— start of Extracted material —
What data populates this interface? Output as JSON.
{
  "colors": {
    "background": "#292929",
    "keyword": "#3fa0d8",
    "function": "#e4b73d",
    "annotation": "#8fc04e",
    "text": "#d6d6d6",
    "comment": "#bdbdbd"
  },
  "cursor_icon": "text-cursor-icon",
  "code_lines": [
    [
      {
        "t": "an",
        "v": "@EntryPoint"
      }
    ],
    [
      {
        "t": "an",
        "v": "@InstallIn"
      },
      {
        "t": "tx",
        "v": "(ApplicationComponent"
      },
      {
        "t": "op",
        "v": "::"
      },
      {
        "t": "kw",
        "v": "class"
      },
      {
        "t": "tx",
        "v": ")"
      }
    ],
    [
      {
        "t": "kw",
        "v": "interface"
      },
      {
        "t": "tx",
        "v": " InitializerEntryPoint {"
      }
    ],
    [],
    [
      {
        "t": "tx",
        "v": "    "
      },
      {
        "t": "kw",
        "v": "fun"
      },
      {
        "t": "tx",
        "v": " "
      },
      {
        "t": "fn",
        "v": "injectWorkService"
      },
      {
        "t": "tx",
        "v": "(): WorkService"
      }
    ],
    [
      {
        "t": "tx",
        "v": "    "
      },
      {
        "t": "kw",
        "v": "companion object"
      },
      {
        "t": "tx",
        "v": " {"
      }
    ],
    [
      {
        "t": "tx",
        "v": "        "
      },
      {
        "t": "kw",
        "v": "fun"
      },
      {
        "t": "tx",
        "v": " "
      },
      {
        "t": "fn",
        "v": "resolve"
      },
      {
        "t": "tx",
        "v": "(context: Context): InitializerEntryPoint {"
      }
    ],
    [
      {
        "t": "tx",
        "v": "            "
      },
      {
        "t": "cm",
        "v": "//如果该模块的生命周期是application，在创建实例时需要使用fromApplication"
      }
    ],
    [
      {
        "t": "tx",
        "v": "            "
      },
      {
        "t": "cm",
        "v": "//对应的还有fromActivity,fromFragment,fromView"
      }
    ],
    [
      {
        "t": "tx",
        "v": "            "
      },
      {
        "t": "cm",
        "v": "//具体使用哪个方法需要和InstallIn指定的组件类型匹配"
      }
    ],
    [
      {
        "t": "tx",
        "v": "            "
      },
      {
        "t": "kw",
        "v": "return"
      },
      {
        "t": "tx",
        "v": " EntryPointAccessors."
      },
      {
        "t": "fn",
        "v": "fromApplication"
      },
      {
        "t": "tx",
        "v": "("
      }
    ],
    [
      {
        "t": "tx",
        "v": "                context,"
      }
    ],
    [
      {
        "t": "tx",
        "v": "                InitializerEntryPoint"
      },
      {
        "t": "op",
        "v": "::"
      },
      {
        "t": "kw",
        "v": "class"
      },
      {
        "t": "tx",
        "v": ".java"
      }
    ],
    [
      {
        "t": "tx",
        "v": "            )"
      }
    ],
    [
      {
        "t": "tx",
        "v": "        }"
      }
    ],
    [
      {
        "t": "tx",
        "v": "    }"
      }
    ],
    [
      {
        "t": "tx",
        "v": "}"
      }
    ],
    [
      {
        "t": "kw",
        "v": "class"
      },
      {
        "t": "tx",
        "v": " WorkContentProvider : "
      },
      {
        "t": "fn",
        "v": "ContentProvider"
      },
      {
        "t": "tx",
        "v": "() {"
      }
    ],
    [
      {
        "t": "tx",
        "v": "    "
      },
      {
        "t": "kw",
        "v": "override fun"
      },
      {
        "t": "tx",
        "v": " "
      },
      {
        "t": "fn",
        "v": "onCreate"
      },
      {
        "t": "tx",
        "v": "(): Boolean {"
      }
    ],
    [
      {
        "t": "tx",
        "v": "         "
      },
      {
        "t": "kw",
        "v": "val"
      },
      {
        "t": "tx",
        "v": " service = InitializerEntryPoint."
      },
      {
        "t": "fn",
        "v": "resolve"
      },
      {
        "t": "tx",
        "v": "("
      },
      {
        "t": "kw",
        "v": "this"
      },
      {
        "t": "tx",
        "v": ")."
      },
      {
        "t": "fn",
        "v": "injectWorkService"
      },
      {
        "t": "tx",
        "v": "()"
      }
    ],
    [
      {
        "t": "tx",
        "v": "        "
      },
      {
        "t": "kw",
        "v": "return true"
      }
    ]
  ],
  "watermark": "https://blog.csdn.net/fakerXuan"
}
— end of Extracted material —
- The exercise
Look through the entries above; copy each line where the string "InitializerEntryPoint" appears.

- Right answer
        "v": " InitializerEntryPoint {"
        "v": "(context: Context): InitializerEntryPoint {"
        "v": "                InitializerEntryPoint"
        "v": " service = InitializerEntryPoint."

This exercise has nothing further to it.